TASK TO COMPLETE
Copy each line with the word "Internet" in it.

DATA TO USE
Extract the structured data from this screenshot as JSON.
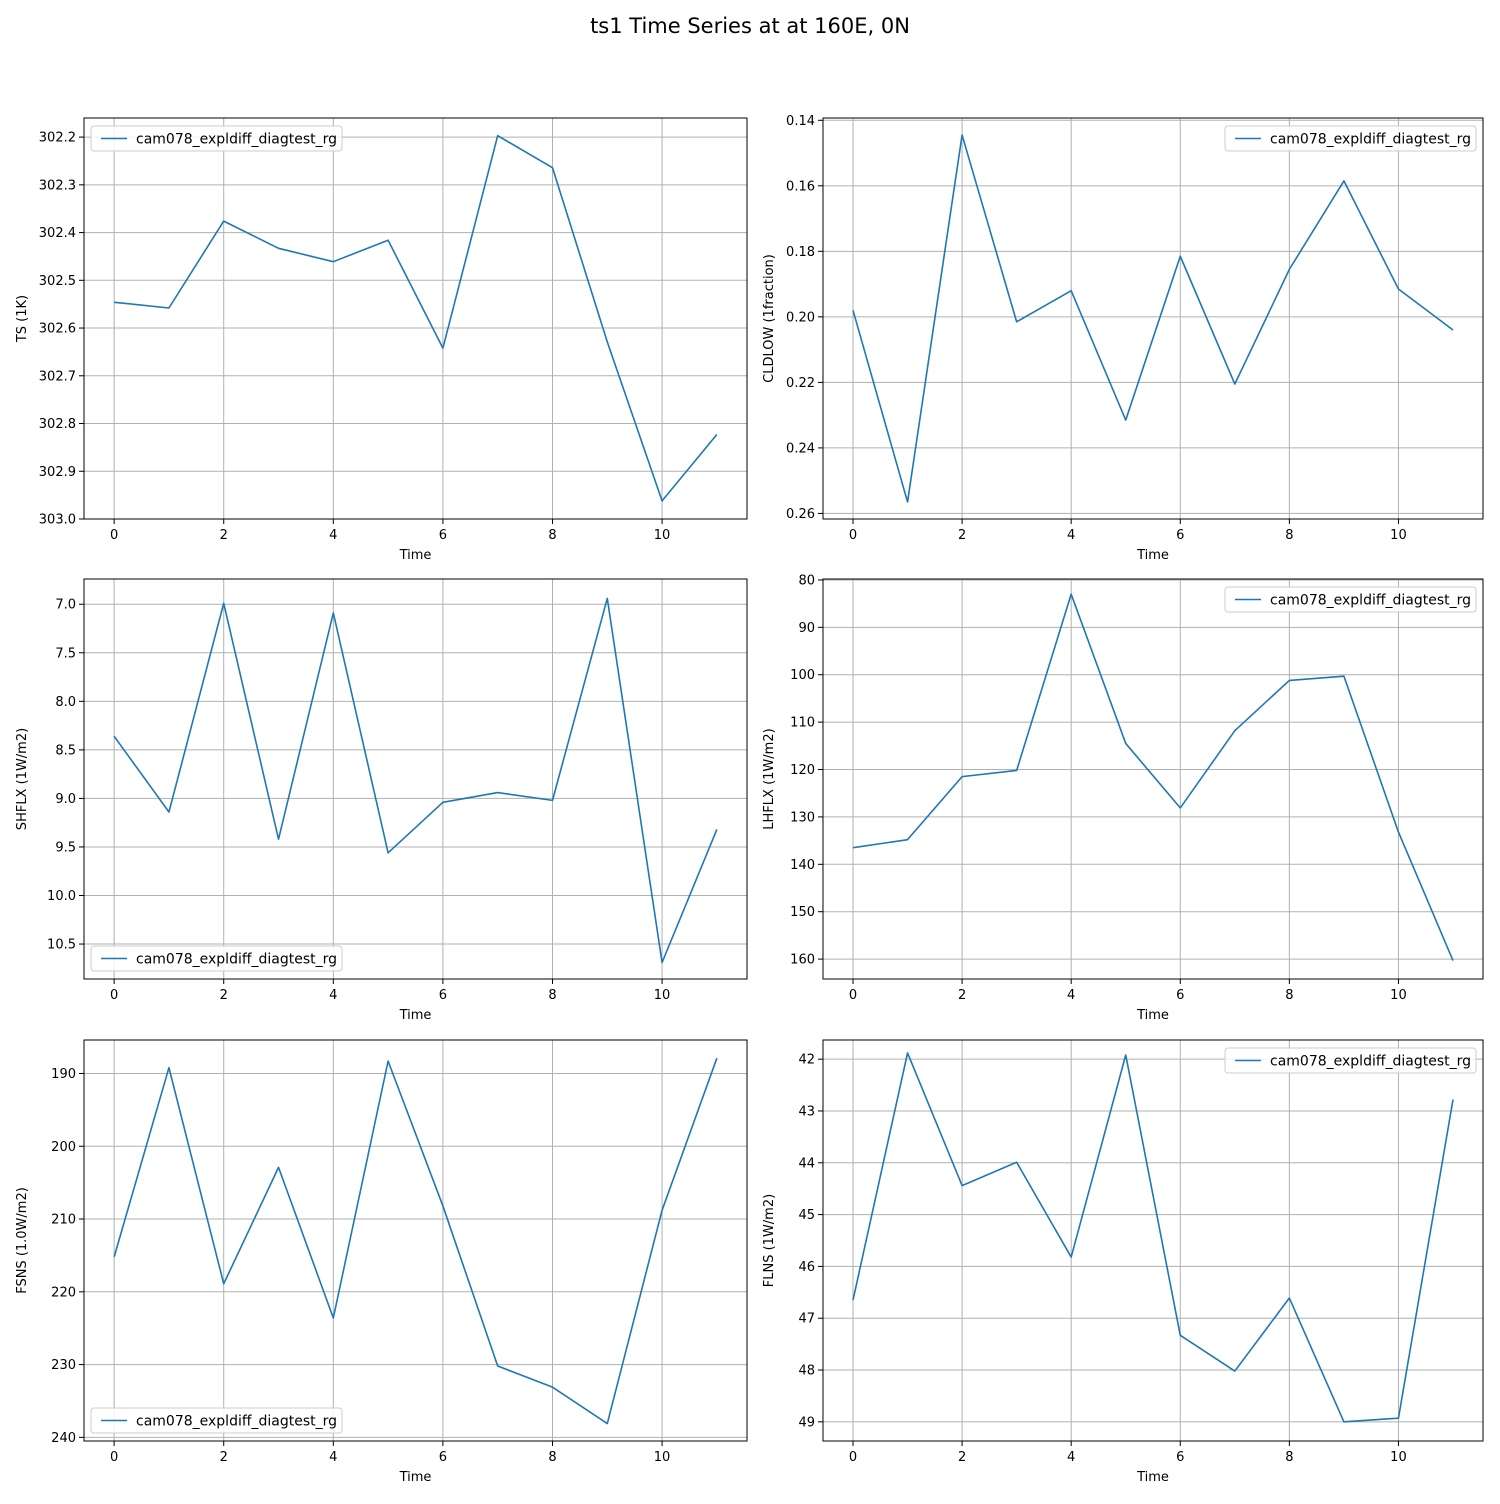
{
  "figure": {
    "title": "ts1 Time Series at at 160E, 0N"
  },
  "colors": {
    "series": "#1f77b4",
    "grid": "#b0b0b0",
    "axes": "#000000",
    "legend_border": "#cccccc"
  },
  "chart_data": [
    {
      "type": "line",
      "xlabel": "Time",
      "ylabel": "TS (1K)",
      "xlim": [
        -0.55,
        11.55
      ],
      "ylim": [
        303.0,
        302.16
      ],
      "y_inverted": true,
      "grid": true,
      "legend_loc": "upper-left",
      "xticks": [
        0,
        2,
        4,
        6,
        8,
        10
      ],
      "yticks": [
        302.2,
        302.3,
        302.4,
        302.5,
        302.6,
        302.7,
        302.8,
        302.9,
        303.0
      ],
      "ytick_labels": [
        "302.2",
        "302.3",
        "302.4",
        "302.5",
        "302.6",
        "302.7",
        "302.8",
        "302.9",
        "303.0"
      ],
      "x": [
        0,
        1,
        2,
        3,
        4,
        5,
        6,
        7,
        8,
        9,
        10,
        11
      ],
      "series": [
        {
          "name": "cam078_expldiff_diagtest_rg",
          "values": [
            302.546,
            302.558,
            302.376,
            302.433,
            302.461,
            302.416,
            302.642,
            302.197,
            302.264,
            302.629,
            302.962,
            302.823
          ]
        }
      ]
    },
    {
      "type": "line",
      "xlabel": "Time",
      "ylabel": "CLDLOW (1fraction)",
      "xlim": [
        -0.55,
        11.55
      ],
      "ylim": [
        0.2617,
        0.1393
      ],
      "y_inverted": true,
      "grid": true,
      "legend_loc": "upper-right",
      "xticks": [
        0,
        2,
        4,
        6,
        8,
        10
      ],
      "yticks": [
        0.14,
        0.16,
        0.18,
        0.2,
        0.22,
        0.24,
        0.26
      ],
      "ytick_labels": [
        "0.14",
        "0.16",
        "0.18",
        "0.20",
        "0.22",
        "0.24",
        "0.26"
      ],
      "x": [
        0,
        1,
        2,
        3,
        4,
        5,
        6,
        7,
        8,
        9,
        10,
        11
      ],
      "series": [
        {
          "name": "cam078_expldiff_diagtest_rg",
          "values": [
            0.198,
            0.2565,
            0.1445,
            0.2015,
            0.192,
            0.2315,
            0.1815,
            0.2205,
            0.1855,
            0.1585,
            0.1915,
            0.204
          ]
        }
      ]
    },
    {
      "type": "line",
      "xlabel": "Time",
      "ylabel": "SHFLX (1W/m2)",
      "xlim": [
        -0.55,
        11.55
      ],
      "ylim": [
        10.86,
        6.74
      ],
      "y_inverted": true,
      "grid": true,
      "legend_loc": "lower-left",
      "xticks": [
        0,
        2,
        4,
        6,
        8,
        10
      ],
      "yticks": [
        7.0,
        7.5,
        8.0,
        8.5,
        9.0,
        9.5,
        10.0,
        10.5
      ],
      "ytick_labels": [
        "7.0",
        "7.5",
        "8.0",
        "8.5",
        "9.0",
        "9.5",
        "10.0",
        "10.5"
      ],
      "x": [
        0,
        1,
        2,
        3,
        4,
        5,
        6,
        7,
        8,
        9,
        10,
        11
      ],
      "series": [
        {
          "name": "cam078_expldiff_diagtest_rg",
          "values": [
            8.36,
            9.14,
            6.99,
            9.42,
            7.09,
            9.56,
            9.04,
            8.94,
            9.02,
            6.94,
            10.69,
            9.32
          ]
        }
      ]
    },
    {
      "type": "line",
      "xlabel": "Time",
      "ylabel": "LHFLX (1W/m2)",
      "xlim": [
        -0.55,
        11.55
      ],
      "ylim": [
        164.2,
        79.8
      ],
      "y_inverted": true,
      "grid": true,
      "legend_loc": "upper-right",
      "xticks": [
        0,
        2,
        4,
        6,
        8,
        10
      ],
      "yticks": [
        80,
        90,
        100,
        110,
        120,
        130,
        140,
        150,
        160
      ],
      "ytick_labels": [
        "80",
        "90",
        "100",
        "110",
        "120",
        "130",
        "140",
        "150",
        "160"
      ],
      "x": [
        0,
        1,
        2,
        3,
        4,
        5,
        6,
        7,
        8,
        9,
        10,
        11
      ],
      "series": [
        {
          "name": "cam078_expldiff_diagtest_rg",
          "values": [
            136.5,
            134.8,
            121.5,
            120.2,
            83.0,
            114.5,
            128.1,
            111.8,
            101.2,
            100.3,
            133.2,
            160.3
          ]
        }
      ]
    },
    {
      "type": "line",
      "xlabel": "Time",
      "ylabel": "FSNS (1.0W/m2)",
      "xlim": [
        -0.55,
        11.55
      ],
      "ylim": [
        240.5,
        185.4
      ],
      "y_inverted": true,
      "grid": true,
      "legend_loc": "lower-left",
      "xticks": [
        0,
        2,
        4,
        6,
        8,
        10
      ],
      "yticks": [
        190,
        200,
        210,
        220,
        230,
        240
      ],
      "ytick_labels": [
        "190",
        "200",
        "210",
        "220",
        "230",
        "240"
      ],
      "x": [
        0,
        1,
        2,
        3,
        4,
        5,
        6,
        7,
        8,
        9,
        10,
        11
      ],
      "series": [
        {
          "name": "cam078_expldiff_diagtest_rg",
          "values": [
            215.2,
            189.2,
            218.9,
            202.9,
            223.6,
            188.3,
            208.2,
            230.2,
            233.1,
            238.1,
            208.8,
            187.9
          ]
        }
      ]
    },
    {
      "type": "line",
      "xlabel": "Time",
      "ylabel": "FLNS (1W/m2)",
      "xlim": [
        -0.55,
        11.55
      ],
      "ylim": [
        49.37,
        41.63
      ],
      "y_inverted": true,
      "grid": true,
      "legend_loc": "upper-right",
      "xticks": [
        0,
        2,
        4,
        6,
        8,
        10
      ],
      "yticks": [
        42,
        43,
        44,
        45,
        46,
        47,
        48,
        49
      ],
      "ytick_labels": [
        "42",
        "43",
        "44",
        "45",
        "46",
        "47",
        "48",
        "49"
      ],
      "x": [
        0,
        1,
        2,
        3,
        4,
        5,
        6,
        7,
        8,
        9,
        10,
        11
      ],
      "series": [
        {
          "name": "cam078_expldiff_diagtest_rg",
          "values": [
            46.65,
            41.88,
            44.44,
            43.99,
            45.82,
            41.92,
            47.33,
            48.02,
            46.61,
            49.0,
            48.93,
            42.78
          ]
        }
      ]
    }
  ]
}
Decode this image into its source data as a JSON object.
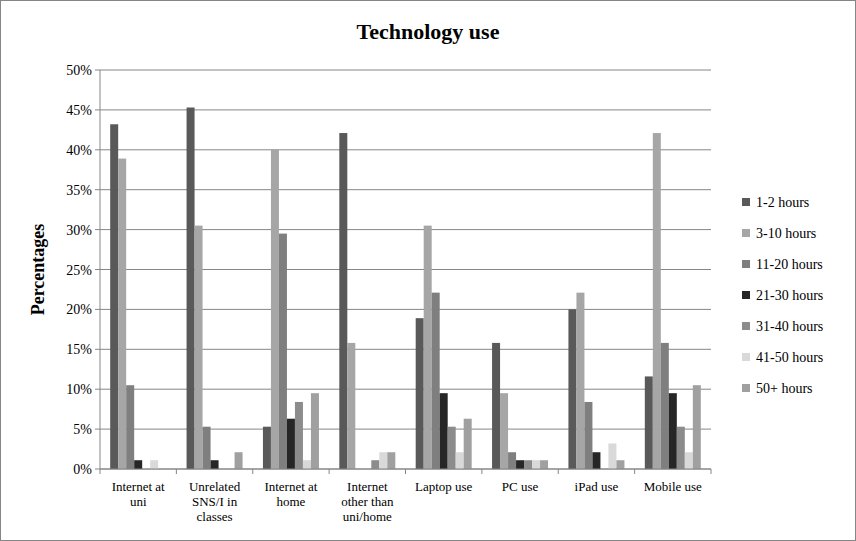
{
  "chart_data": {
    "type": "bar",
    "title": "Technology use",
    "y_label": "Percentages",
    "categories": [
      "Internet at uni",
      "Unrelated SNS/I in classes",
      "Internet at home",
      "Internet other than uni/home",
      "Laptop use",
      "PC use",
      "iPad use",
      "Mobile use"
    ],
    "series": [
      {
        "name": "1-2 hours",
        "color": "#595959",
        "values": [
          43.2,
          45.3,
          5.3,
          42.1,
          18.9,
          15.8,
          20.0,
          11.6
        ]
      },
      {
        "name": "3-10 hours",
        "color": "#a6a6a6",
        "values": [
          38.9,
          30.5,
          40.0,
          15.8,
          30.5,
          9.5,
          22.1,
          42.1
        ]
      },
      {
        "name": "11-20 hours",
        "color": "#7f7f7f",
        "values": [
          10.5,
          5.3,
          29.5,
          0,
          22.1,
          2.1,
          8.4,
          15.8
        ]
      },
      {
        "name": "21-30 hours",
        "color": "#262626",
        "values": [
          1.1,
          1.1,
          6.3,
          0,
          9.5,
          1.1,
          2.1,
          9.5
        ]
      },
      {
        "name": "31-40 hours",
        "color": "#8c8c8c",
        "values": [
          0,
          0,
          8.4,
          1.1,
          5.3,
          1.1,
          0,
          5.3
        ]
      },
      {
        "name": "41-50 hours",
        "color": "#d9d9d9",
        "values": [
          1.1,
          0,
          1.1,
          2.1,
          2.1,
          1.1,
          3.2,
          2.1
        ]
      },
      {
        "name": "50+ hours",
        "color": "#a0a0a0",
        "values": [
          0,
          2.1,
          9.5,
          2.1,
          6.3,
          1.1,
          1.1,
          10.5
        ]
      }
    ],
    "ylim": [
      0,
      50
    ],
    "yticks": [
      {
        "value": 0,
        "label": "0%"
      },
      {
        "value": 5,
        "label": "5%"
      },
      {
        "value": 10,
        "label": "10%"
      },
      {
        "value": 15,
        "label": "15%"
      },
      {
        "value": 20,
        "label": "20%"
      },
      {
        "value": 25,
        "label": "25%"
      },
      {
        "value": 30,
        "label": "30%"
      },
      {
        "value": 35,
        "label": "35%"
      },
      {
        "value": 40,
        "label": "40%"
      },
      {
        "value": 45,
        "label": "45%"
      },
      {
        "value": 50,
        "label": "50%"
      }
    ],
    "grid": true,
    "legend": "right"
  }
}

RESPONSE
      "Internet at uni",
      "Internet at home",
      "Internet other than uni/home",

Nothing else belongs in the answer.